◆ EXERCISE AIM ◆
Give an exact copy of every line, leaving images out.

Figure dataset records
****

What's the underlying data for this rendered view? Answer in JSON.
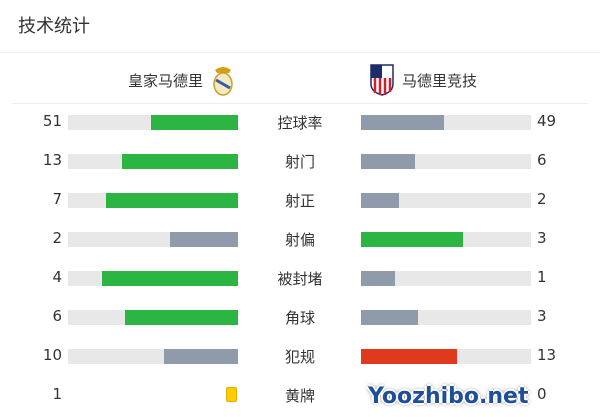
{
  "title": "技术统计",
  "home": {
    "name": "皇家马德里",
    "logo": "real-madrid-crest"
  },
  "away": {
    "name": "马德里竞技",
    "logo": "atletico-madrid-crest"
  },
  "colors": {
    "leader": "#2db543",
    "trailer": "#8f9aab",
    "fouls_leader": "#e03a1e",
    "track": "#e8e8e8",
    "yellow": "#ffcc00"
  },
  "stats": [
    {
      "label": "控球率",
      "home": "51",
      "away": "49"
    },
    {
      "label": "射门",
      "home": "13",
      "away": "6"
    },
    {
      "label": "射正",
      "home": "7",
      "away": "2"
    },
    {
      "label": "射偏",
      "home": "2",
      "away": "3"
    },
    {
      "label": "被封堵",
      "home": "4",
      "away": "1"
    },
    {
      "label": "角球",
      "home": "6",
      "away": "3"
    },
    {
      "label": "犯规",
      "home": "10",
      "away": "13"
    },
    {
      "label": "黄牌",
      "home": "1",
      "away": "0"
    }
  ],
  "watermark": "Yoozhibo.net"
}
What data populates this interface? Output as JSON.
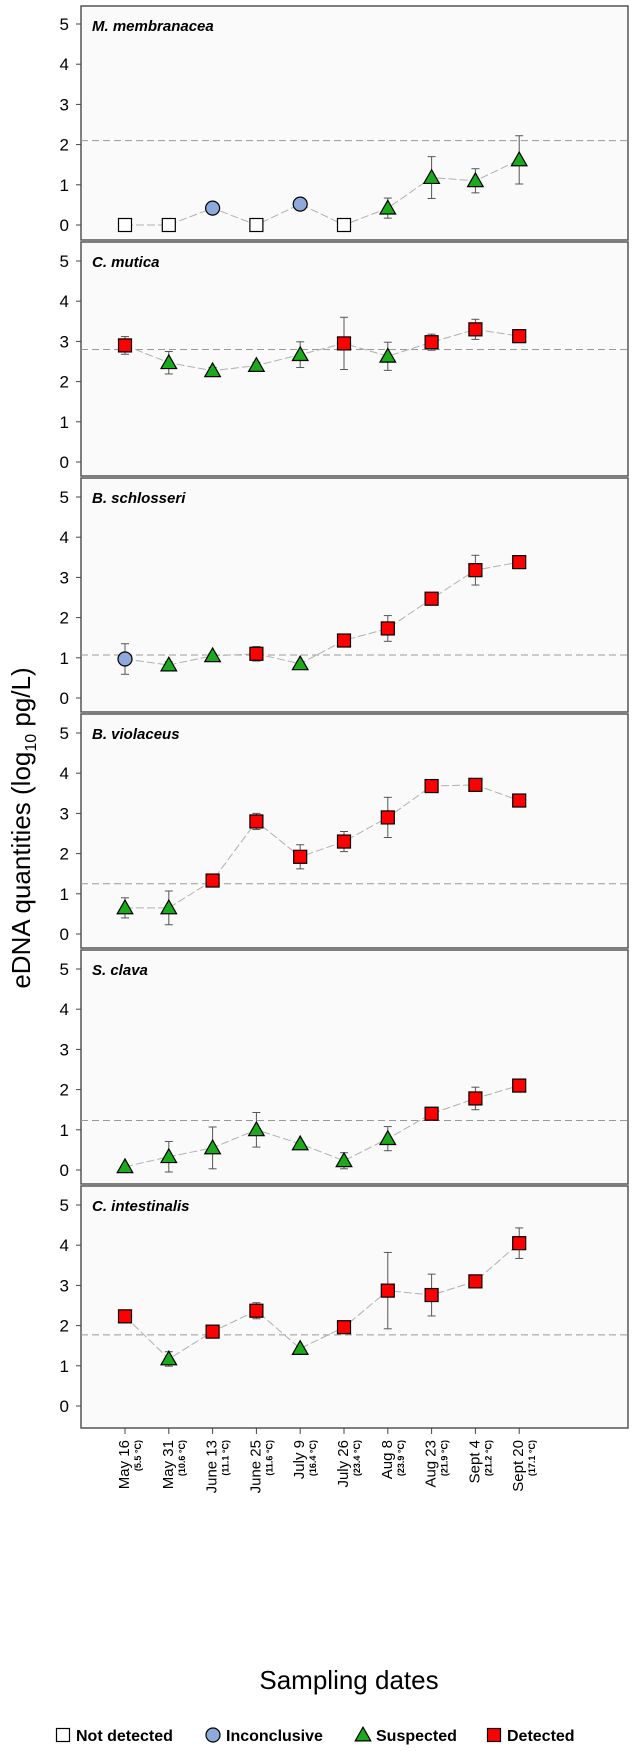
{
  "chart_data": {
    "type": "scatter",
    "ylabel": "eDNA quantities (log10 pg/L)",
    "xlabel": "Sampling dates",
    "x": [
      {
        "date": "May 16",
        "temp": "(5.5 °C)"
      },
      {
        "date": "May 31",
        "temp": "(10.6 °C)"
      },
      {
        "date": "June 13",
        "temp": "(11.1 °C)"
      },
      {
        "date": "June 25",
        "temp": "(11.6 °C)"
      },
      {
        "date": "July 9",
        "temp": "(16.4 °C)"
      },
      {
        "date": "July 26",
        "temp": "(23.4 °C)"
      },
      {
        "date": "Aug 8",
        "temp": "(23.9 °C)"
      },
      {
        "date": "Aug 23",
        "temp": "(21.9 °C)"
      },
      {
        "date": "Sept 4",
        "temp": "(21.2 °C)"
      },
      {
        "date": "Sept 20",
        "temp": "(17.1 °C)"
      }
    ],
    "ylim": [
      0,
      5
    ],
    "yticks": [
      "0",
      "1",
      "2",
      "3",
      "4",
      "5"
    ],
    "legend": [
      {
        "key": "N",
        "label": "Not detected",
        "marker": "square",
        "color": "#ffffff"
      },
      {
        "key": "I",
        "label": "Inconclusive",
        "marker": "circle",
        "color": "#8ea9db"
      },
      {
        "key": "S",
        "label": "Suspected",
        "marker": "triangle",
        "color": "#1aaa1a"
      },
      {
        "key": "D",
        "label": "Detected",
        "marker": "square",
        "color": "#ff0000"
      }
    ],
    "panels": [
      {
        "name": "M. membranacea",
        "threshold": 2.1,
        "values": [
          0,
          0,
          0.42,
          0,
          0.52,
          0,
          0.42,
          1.18,
          1.1,
          1.62
        ],
        "err": [
          0,
          0,
          0,
          0,
          0,
          0,
          0.25,
          0.52,
          0.3,
          0.6
        ],
        "status": [
          "N",
          "N",
          "I",
          "N",
          "I",
          "N",
          "S",
          "S",
          "S",
          "S"
        ]
      },
      {
        "name": "C. mutica",
        "threshold": 2.8,
        "values": [
          2.9,
          2.47,
          2.27,
          2.4,
          2.67,
          2.95,
          2.63,
          2.98,
          3.3,
          3.13
        ],
        "err": [
          0.22,
          0.28,
          0.08,
          0.08,
          0.32,
          0.65,
          0.35,
          0.2,
          0.25,
          0.12
        ],
        "status": [
          "D",
          "S",
          "S",
          "S",
          "S",
          "D",
          "S",
          "D",
          "D",
          "D"
        ]
      },
      {
        "name": "B. schlosseri",
        "threshold": 1.07,
        "values": [
          0.97,
          0.82,
          1.05,
          1.1,
          0.85,
          1.43,
          1.73,
          2.47,
          3.18,
          3.38
        ],
        "err": [
          0.38,
          0.08,
          0.06,
          0.18,
          0.05,
          0.1,
          0.32,
          0.08,
          0.37,
          0.1
        ],
        "status": [
          "I",
          "S",
          "S",
          "D",
          "S",
          "D",
          "D",
          "D",
          "D",
          "D"
        ]
      },
      {
        "name": "B. violaceus",
        "threshold": 1.25,
        "values": [
          0.65,
          0.65,
          1.33,
          2.8,
          1.92,
          2.3,
          2.9,
          3.68,
          3.71,
          3.32
        ],
        "err": [
          0.25,
          0.42,
          0.05,
          0.2,
          0.3,
          0.25,
          0.5,
          0.08,
          0.08,
          0.1
        ],
        "status": [
          "S",
          "S",
          "D",
          "D",
          "D",
          "D",
          "D",
          "D",
          "D",
          "D"
        ]
      },
      {
        "name": "S. clava",
        "threshold": 1.23,
        "values": [
          0.08,
          0.33,
          0.55,
          1.0,
          0.65,
          0.23,
          0.78,
          1.4,
          1.78,
          2.1
        ],
        "err": [
          0.05,
          0.38,
          0.52,
          0.43,
          0.05,
          0.2,
          0.3,
          0.05,
          0.28,
          0.15
        ],
        "status": [
          "S",
          "S",
          "S",
          "S",
          "S",
          "S",
          "S",
          "D",
          "D",
          "D"
        ]
      },
      {
        "name": "C. intestinalis",
        "threshold": 1.77,
        "values": [
          2.23,
          1.17,
          1.85,
          2.37,
          1.43,
          1.96,
          2.87,
          2.76,
          3.1,
          4.05
        ],
        "err": [
          0.05,
          0.18,
          0.05,
          0.2,
          0.05,
          0.1,
          0.95,
          0.52,
          0.13,
          0.38
        ],
        "status": [
          "D",
          "S",
          "D",
          "D",
          "S",
          "D",
          "D",
          "D",
          "D",
          "D"
        ]
      }
    ]
  }
}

****

◆ TASK OUTPUT ◆
What's the underlying data for this rendered view? Answer in JSON.
{
  "title": "技术统计",
  "home": {
    "name": "皇家马德里",
    "logo": "real-madrid-crest"
  },
  "away": {
    "name": "马德里竞技",
    "logo": "atletico-madrid-crest"
  },
  "colors": {
    "leader": "#2db543",
    "trailer": "#8f9aab",
    "fouls_leader": "#e03a1e",
    "track": "#e8e8e8",
    "yellow": "#ffcc00"
  },
  "stats": [
    {
      "label": "控球率",
      "home": "51",
      "away": "49"
    },
    {
      "label": "射门",
      "home": "13",
      "away": "6"
    },
    {
      "label": "射正",
      "home": "7",
      "away": "2"
    },
    {
      "label": "射偏",
      "home": "2",
      "away": "3"
    },
    {
      "label": "被封堵",
      "home": "4",
      "away": "1"
    },
    {
      "label": "角球",
      "home": "6",
      "away": "3"
    },
    {
      "label": "犯规",
      "home": "10",
      "away": "13"
    },
    {
      "label": "黄牌",
      "home": "1",
      "away": "0"
    }
  ],
  "watermark": "Yoozhibo.net"
}
What data populates this interface? Output as JSON.
{
  "chart_data": {
    "type": "scatter",
    "ylabel": "eDNA quantities (log10 pg/L)",
    "xlabel": "Sampling dates",
    "x": [
      {
        "date": "May 16",
        "temp": "(5.5 °C)"
      },
      {
        "date": "May 31",
        "temp": "(10.6 °C)"
      },
      {
        "date": "June 13",
        "temp": "(11.1 °C)"
      },
      {
        "date": "June 25",
        "temp": "(11.6 °C)"
      },
      {
        "date": "July 9",
        "temp": "(16.4 °C)"
      },
      {
        "date": "July 26",
        "temp": "(23.4 °C)"
      },
      {
        "date": "Aug 8",
        "temp": "(23.9 °C)"
      },
      {
        "date": "Aug 23",
        "temp": "(21.9 °C)"
      },
      {
        "date": "Sept 4",
        "temp": "(21.2 °C)"
      },
      {
        "date": "Sept 20",
        "temp": "(17.1 °C)"
      }
    ],
    "ylim": [
      0,
      5
    ],
    "yticks": [
      "0",
      "1",
      "2",
      "3",
      "4",
      "5"
    ],
    "legend": [
      {
        "key": "N",
        "label": "Not detected",
        "marker": "square",
        "color": "#ffffff"
      },
      {
        "key": "I",
        "label": "Inconclusive",
        "marker": "circle",
        "color": "#8ea9db"
      },
      {
        "key": "S",
        "label": "Suspected",
        "marker": "triangle",
        "color": "#1aaa1a"
      },
      {
        "key": "D",
        "label": "Detected",
        "marker": "square",
        "color": "#ff0000"
      }
    ],
    "panels": [
      {
        "name": "M. membranacea",
        "threshold": 2.1,
        "values": [
          0,
          0,
          0.42,
          0,
          0.52,
          0,
          0.42,
          1.18,
          1.1,
          1.62
        ],
        "err": [
          0,
          0,
          0,
          0,
          0,
          0,
          0.25,
          0.52,
          0.3,
          0.6
        ],
        "status": [
          "N",
          "N",
          "I",
          "N",
          "I",
          "N",
          "S",
          "S",
          "S",
          "S"
        ]
      },
      {
        "name": "C. mutica",
        "threshold": 2.8,
        "values": [
          2.9,
          2.47,
          2.27,
          2.4,
          2.67,
          2.95,
          2.63,
          2.98,
          3.3,
          3.13
        ],
        "err": [
          0.22,
          0.28,
          0.08,
          0.08,
          0.32,
          0.65,
          0.35,
          0.2,
          0.25,
          0.12
        ],
        "status": [
          "D",
          "S",
          "S",
          "S",
          "S",
          "D",
          "S",
          "D",
          "D",
          "D"
        ]
      },
      {
        "name": "B. schlosseri",
        "threshold": 1.07,
        "values": [
          0.97,
          0.82,
          1.05,
          1.1,
          0.85,
          1.43,
          1.73,
          2.47,
          3.18,
          3.38
        ],
        "err": [
          0.38,
          0.08,
          0.06,
          0.18,
          0.05,
          0.1,
          0.32,
          0.08,
          0.37,
          0.1
        ],
        "status": [
          "I",
          "S",
          "S",
          "D",
          "S",
          "D",
          "D",
          "D",
          "D",
          "D"
        ]
      },
      {
        "name": "B. violaceus",
        "threshold": 1.25,
        "values": [
          0.65,
          0.65,
          1.33,
          2.8,
          1.92,
          2.3,
          2.9,
          3.68,
          3.71,
          3.32
        ],
        "err": [
          0.25,
          0.42,
          0.05,
          0.2,
          0.3,
          0.25,
          0.5,
          0.08,
          0.08,
          0.1
        ],
        "status": [
          "S",
          "S",
          "D",
          "D",
          "D",
          "D",
          "D",
          "D",
          "D",
          "D"
        ]
      },
      {
        "name": "S. clava",
        "threshold": 1.23,
        "values": [
          0.08,
          0.33,
          0.55,
          1.0,
          0.65,
          0.23,
          0.78,
          1.4,
          1.78,
          2.1
        ],
        "err": [
          0.05,
          0.38,
          0.52,
          0.43,
          0.05,
          0.2,
          0.3,
          0.05,
          0.28,
          0.15
        ],
        "status": [
          "S",
          "S",
          "S",
          "S",
          "S",
          "S",
          "S",
          "D",
          "D",
          "D"
        ]
      },
      {
        "name": "C. intestinalis",
        "threshold": 1.77,
        "values": [
          2.23,
          1.17,
          1.85,
          2.37,
          1.43,
          1.96,
          2.87,
          2.76,
          3.1,
          4.05
        ],
        "err": [
          0.05,
          0.18,
          0.05,
          0.2,
          0.05,
          0.1,
          0.95,
          0.52,
          0.13,
          0.38
        ],
        "status": [
          "D",
          "S",
          "D",
          "D",
          "S",
          "D",
          "D",
          "D",
          "D",
          "D"
        ]
      }
    ]
  }
}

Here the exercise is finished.